Task statement
The records that follow are to be repeated exactly, with the pictures removed.

Listing
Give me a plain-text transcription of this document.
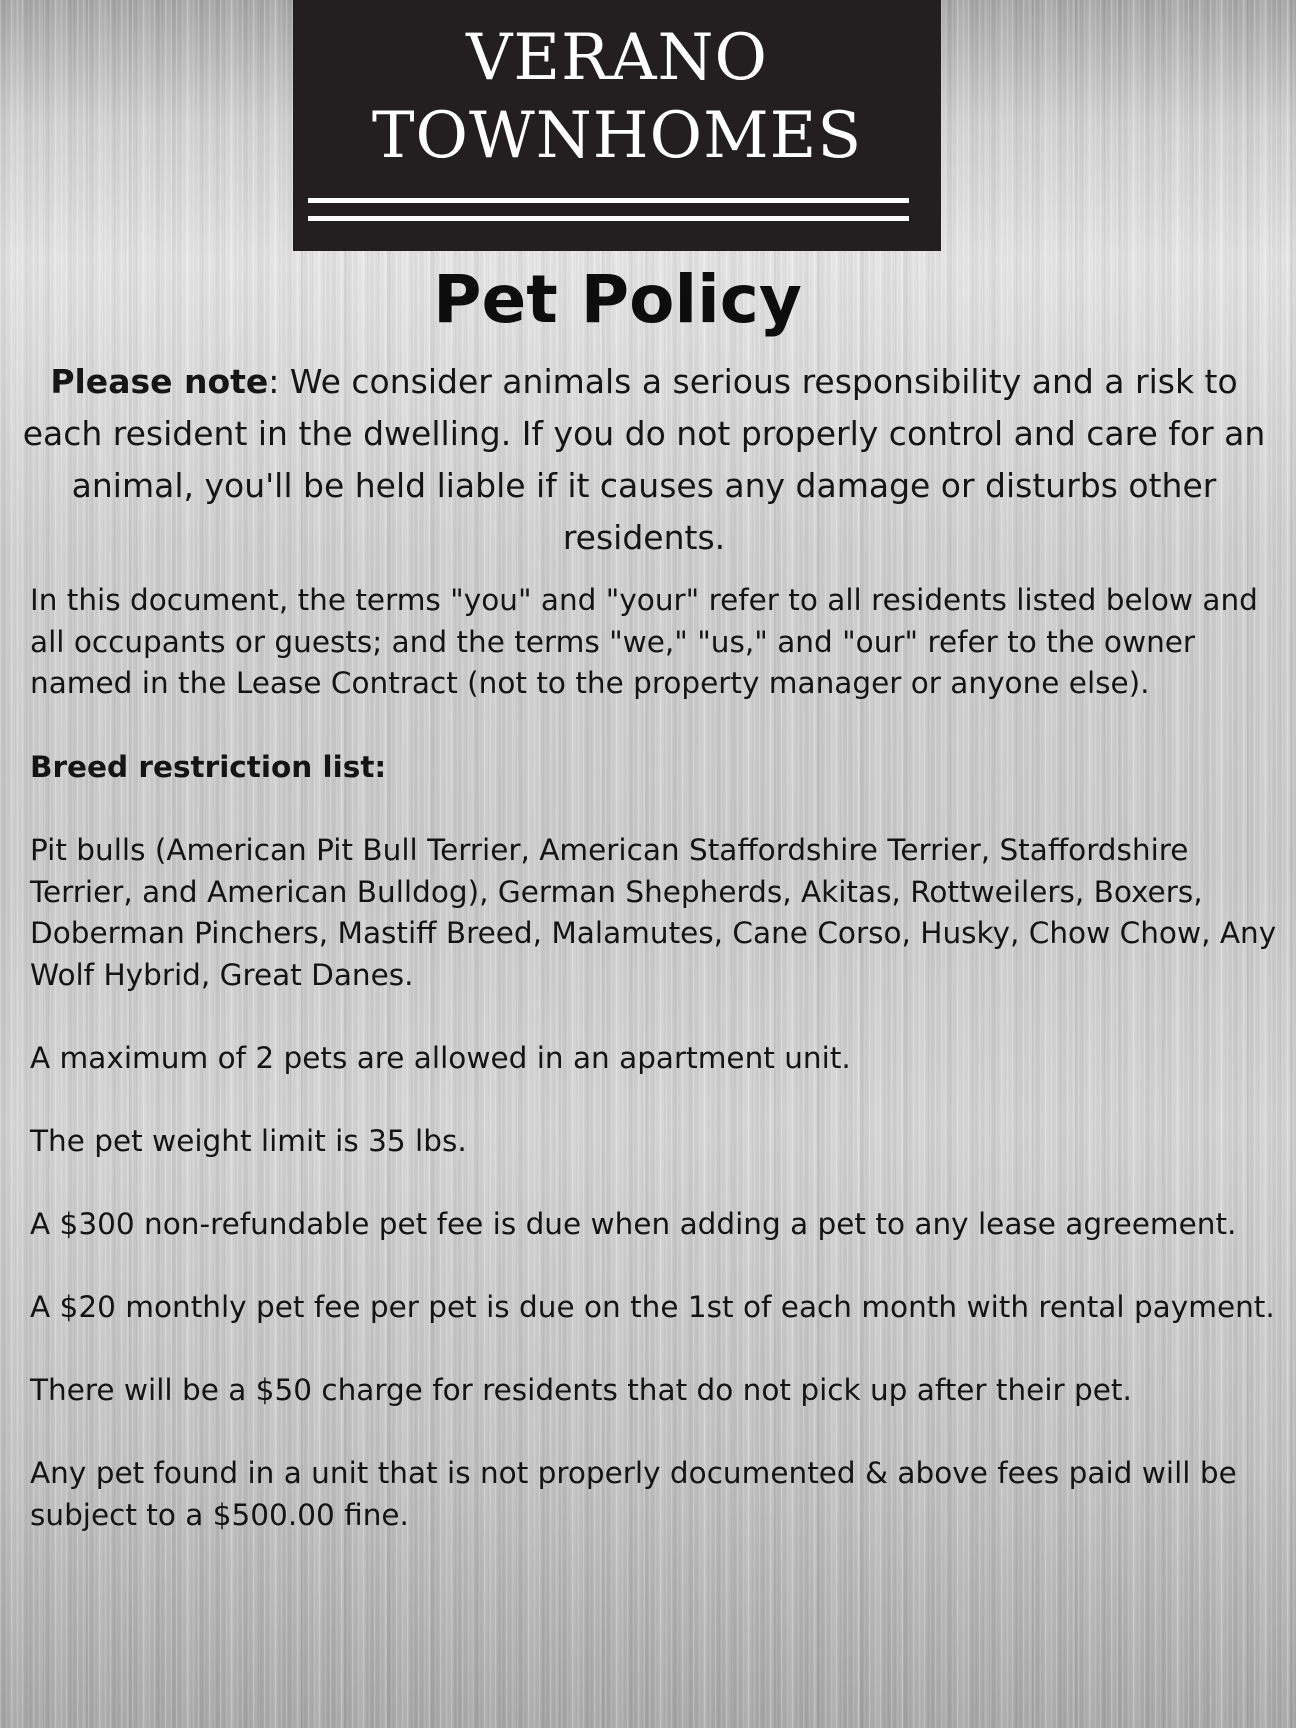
VERANO
TOWNHOMES
Pet Policy
Please note: We consider animals a serious responsibility and a risk to each resident in the dwelling. If you do not properly control and care for an animal, you'll be held liable if it causes any damage or disturbs other residents.
In this document, the terms "you" and "your" refer to all residents listed below and all occupants or guests; and the terms "we," "us," and "our" refer to the owner named in the Lease Contract (not to the property manager or anyone else).
Breed restriction list:
Pit bulls (American Pit Bull Terrier, American Staffordshire Terrier, Staffordshire Terrier, and American Bulldog), German Shepherds, Akitas, Rottweilers, Boxers, Doberman Pinchers, Mastiff Breed, Malamutes, Cane Corso, Husky, Chow Chow, Any Wolf Hybrid, Great Danes.
A maximum of 2 pets are allowed in an apartment unit.
The pet weight limit is 35 lbs.
A $300 non-refundable pet fee is due when adding a pet to any lease agreement.
A $20 monthly pet fee per pet is due on the 1st of each month with rental payment.
There will be a $50 charge for residents that do not pick up after their pet.
Any pet found in a unit that is not properly documented & above fees paid will be subject to a $500.00 fine.
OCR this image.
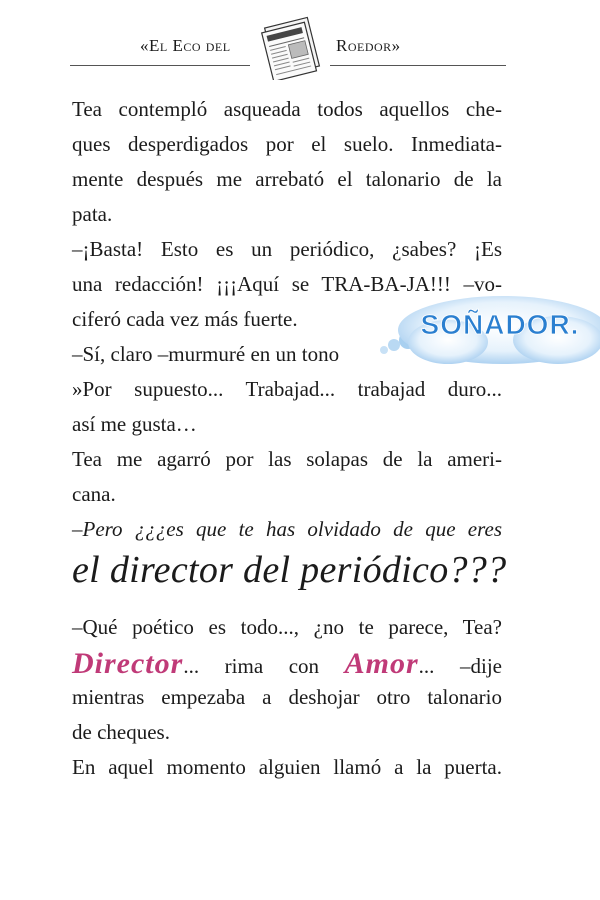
«El Eco del	Roedor»
Tea contempló asqueada todos aquellos che-
ques desperdigados por el suelo. Inmediata-
mente después me arrebató el talonario de la
pata.
–¡Basta! Esto es un periódico, ¿sabes? ¡Es
una redacción! ¡¡¡Aquí se TRA-BA-JA!!! –vo-
ciferó cada vez más fuerte.
–Sí, claro –murmuré en un tono
»Por supuesto... Trabajad... trabajad duro...
así me gusta…
Tea me agarró por las solapas de la ameri-
cana.
–Pero ¿¿¿es que te has olvidado de que eres
el director del periódico???
–Qué poético es todo..., ¿no te parece, Tea?
Director... rima con Amor... –dije
mientras empezaba a deshojar otro talonario
de cheques.
En aquel momento alguien llamó a la puerta.
SOÑADOR.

Expected output
Give me a plain-text transcription of this document.
VERANO
TOWNHOMES
Pet Policy
Please note: We consider animals a serious responsibility and a risk to each resident in the dwelling. If you do not properly control and care for an animal, you'll be held liable if it causes any damage or disturbs other residents.
In this document, the terms "you" and "your" refer to all residents listed below and all occupants or guests; and the terms "we," "us," and "our" refer to the owner named in the Lease Contract (not to the property manager or anyone else).
Breed restriction list:
Pit bulls (American Pit Bull Terrier, American Staffordshire Terrier, Staffordshire Terrier, and American Bulldog), German Shepherds, Akitas, Rottweilers, Boxers, Doberman Pinchers, Mastiff Breed, Malamutes, Cane Corso, Husky, Chow Chow, Any Wolf Hybrid, Great Danes.
A maximum of 2 pets are allowed in an apartment unit.
The pet weight limit is 35 lbs.
A $300 non-refundable pet fee is due when adding a pet to any lease agreement.
A $20 monthly pet fee per pet is due on the 1st of each month with rental payment.
There will be a $50 charge for residents that do not pick up after their pet.
Any pet found in a unit that is not properly documented & above fees paid will be subject to a $500.00 fine.
OCR this image.
«El Eco del	Roedor»
Tea contempló asqueada todos aquellos che-
ques desperdigados por el suelo. Inmediata-
mente después me arrebató el talonario de la
pata.
–¡Basta! Esto es un periódico, ¿sabes? ¡Es
una redacción! ¡¡¡Aquí se TRA-BA-JA!!! –vo-
ciferó cada vez más fuerte.
–Sí, claro –murmuré en un tono
»Por supuesto... Trabajad... trabajad duro...
así me gusta…
Tea me agarró por las solapas de la ameri-
cana.
–Pero ¿¿¿es que te has olvidado de que eres
el director del periódico???
–Qué poético es todo..., ¿no te parece, Tea?
Director... rima con Amor... –dije
mientras empezaba a deshojar otro talonario
de cheques.
En aquel momento alguien llamó a la puerta.
SOÑADOR.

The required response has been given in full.